(Dataset records)
---*---
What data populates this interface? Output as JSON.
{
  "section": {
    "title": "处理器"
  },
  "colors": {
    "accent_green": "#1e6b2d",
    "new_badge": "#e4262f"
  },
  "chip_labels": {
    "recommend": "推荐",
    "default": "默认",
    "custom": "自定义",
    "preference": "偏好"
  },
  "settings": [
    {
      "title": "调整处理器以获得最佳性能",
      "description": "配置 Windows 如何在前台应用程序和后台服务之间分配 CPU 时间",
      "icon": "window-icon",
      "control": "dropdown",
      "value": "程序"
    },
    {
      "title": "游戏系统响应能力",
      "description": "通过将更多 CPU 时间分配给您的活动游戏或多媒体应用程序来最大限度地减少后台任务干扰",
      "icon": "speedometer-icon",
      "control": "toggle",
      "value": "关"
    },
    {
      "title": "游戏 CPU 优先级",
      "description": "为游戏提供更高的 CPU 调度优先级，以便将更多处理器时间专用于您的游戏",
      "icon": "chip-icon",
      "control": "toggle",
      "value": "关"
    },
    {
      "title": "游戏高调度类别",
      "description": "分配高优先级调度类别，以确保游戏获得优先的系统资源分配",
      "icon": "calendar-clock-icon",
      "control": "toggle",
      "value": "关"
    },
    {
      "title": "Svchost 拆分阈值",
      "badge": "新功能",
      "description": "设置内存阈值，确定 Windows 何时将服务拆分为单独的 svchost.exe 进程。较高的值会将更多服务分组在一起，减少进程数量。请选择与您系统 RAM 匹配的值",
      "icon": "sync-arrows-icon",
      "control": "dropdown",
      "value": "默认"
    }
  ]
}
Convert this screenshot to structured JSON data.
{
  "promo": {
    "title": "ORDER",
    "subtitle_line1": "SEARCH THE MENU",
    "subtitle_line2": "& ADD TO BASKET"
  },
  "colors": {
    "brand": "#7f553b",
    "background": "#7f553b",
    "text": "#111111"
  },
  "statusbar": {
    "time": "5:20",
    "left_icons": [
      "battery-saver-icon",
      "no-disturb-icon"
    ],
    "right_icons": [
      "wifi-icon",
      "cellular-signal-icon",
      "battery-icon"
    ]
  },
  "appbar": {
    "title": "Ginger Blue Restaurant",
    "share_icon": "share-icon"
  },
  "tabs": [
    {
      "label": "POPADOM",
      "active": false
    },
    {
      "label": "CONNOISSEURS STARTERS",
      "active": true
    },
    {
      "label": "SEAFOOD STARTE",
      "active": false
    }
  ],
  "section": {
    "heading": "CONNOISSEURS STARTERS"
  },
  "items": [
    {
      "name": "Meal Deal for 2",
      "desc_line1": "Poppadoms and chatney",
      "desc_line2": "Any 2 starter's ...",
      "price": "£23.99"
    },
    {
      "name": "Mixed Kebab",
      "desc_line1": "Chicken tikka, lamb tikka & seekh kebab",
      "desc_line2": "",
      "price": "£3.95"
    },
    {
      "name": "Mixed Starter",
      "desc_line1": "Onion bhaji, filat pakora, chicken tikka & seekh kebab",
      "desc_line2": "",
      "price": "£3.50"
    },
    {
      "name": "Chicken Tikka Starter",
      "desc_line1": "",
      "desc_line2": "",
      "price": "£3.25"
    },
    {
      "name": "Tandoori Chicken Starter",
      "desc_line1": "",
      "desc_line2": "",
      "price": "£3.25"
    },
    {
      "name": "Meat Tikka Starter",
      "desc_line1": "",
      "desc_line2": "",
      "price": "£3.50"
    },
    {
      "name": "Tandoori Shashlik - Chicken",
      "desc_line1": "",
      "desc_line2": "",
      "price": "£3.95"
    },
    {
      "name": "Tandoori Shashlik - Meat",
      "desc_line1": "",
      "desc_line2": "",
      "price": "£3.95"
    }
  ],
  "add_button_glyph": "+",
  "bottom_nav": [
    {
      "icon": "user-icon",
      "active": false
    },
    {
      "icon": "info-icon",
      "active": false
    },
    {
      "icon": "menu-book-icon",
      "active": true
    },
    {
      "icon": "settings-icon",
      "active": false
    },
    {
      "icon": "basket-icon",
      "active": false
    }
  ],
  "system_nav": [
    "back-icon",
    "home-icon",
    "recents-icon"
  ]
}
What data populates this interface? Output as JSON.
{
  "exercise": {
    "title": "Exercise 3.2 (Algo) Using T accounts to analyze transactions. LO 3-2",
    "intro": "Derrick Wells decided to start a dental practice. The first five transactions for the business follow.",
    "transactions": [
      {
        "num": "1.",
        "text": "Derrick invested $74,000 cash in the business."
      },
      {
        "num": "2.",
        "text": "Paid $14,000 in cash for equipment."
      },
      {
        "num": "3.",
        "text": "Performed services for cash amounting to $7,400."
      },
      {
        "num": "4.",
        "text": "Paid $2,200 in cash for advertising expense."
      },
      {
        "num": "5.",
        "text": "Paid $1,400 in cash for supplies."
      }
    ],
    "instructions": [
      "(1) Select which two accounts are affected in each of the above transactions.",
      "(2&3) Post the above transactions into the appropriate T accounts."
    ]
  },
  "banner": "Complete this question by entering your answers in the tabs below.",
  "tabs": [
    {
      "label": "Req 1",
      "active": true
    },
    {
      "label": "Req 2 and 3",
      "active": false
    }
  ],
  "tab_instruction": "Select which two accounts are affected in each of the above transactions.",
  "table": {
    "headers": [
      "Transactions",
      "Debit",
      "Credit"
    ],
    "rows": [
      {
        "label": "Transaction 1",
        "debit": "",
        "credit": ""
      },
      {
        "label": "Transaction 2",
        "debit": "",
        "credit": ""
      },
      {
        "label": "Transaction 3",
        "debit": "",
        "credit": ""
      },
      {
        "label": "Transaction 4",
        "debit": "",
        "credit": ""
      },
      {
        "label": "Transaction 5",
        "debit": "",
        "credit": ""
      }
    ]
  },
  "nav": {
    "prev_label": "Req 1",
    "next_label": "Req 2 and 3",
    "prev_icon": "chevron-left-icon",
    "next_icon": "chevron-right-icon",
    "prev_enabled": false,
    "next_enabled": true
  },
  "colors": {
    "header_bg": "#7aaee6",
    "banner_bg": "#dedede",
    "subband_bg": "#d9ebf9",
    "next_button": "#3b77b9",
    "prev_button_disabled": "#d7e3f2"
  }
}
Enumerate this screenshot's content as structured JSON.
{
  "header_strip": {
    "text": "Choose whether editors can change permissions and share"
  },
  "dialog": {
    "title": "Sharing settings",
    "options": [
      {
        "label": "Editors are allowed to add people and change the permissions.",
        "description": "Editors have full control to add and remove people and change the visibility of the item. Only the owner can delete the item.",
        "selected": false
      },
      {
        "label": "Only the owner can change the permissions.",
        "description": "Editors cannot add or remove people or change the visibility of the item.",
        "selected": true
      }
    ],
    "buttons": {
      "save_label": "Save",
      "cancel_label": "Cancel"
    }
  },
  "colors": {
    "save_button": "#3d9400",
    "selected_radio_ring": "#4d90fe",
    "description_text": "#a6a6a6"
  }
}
---*---
**What you should do:**
Show every line of the listing in which the string "each" can be found.

**Solution below:**
      "(1) Select which two accounts are affected in each of the above transactions.",
  "tab_instruction": "Select which two accounts are affected in each of the above transactions.",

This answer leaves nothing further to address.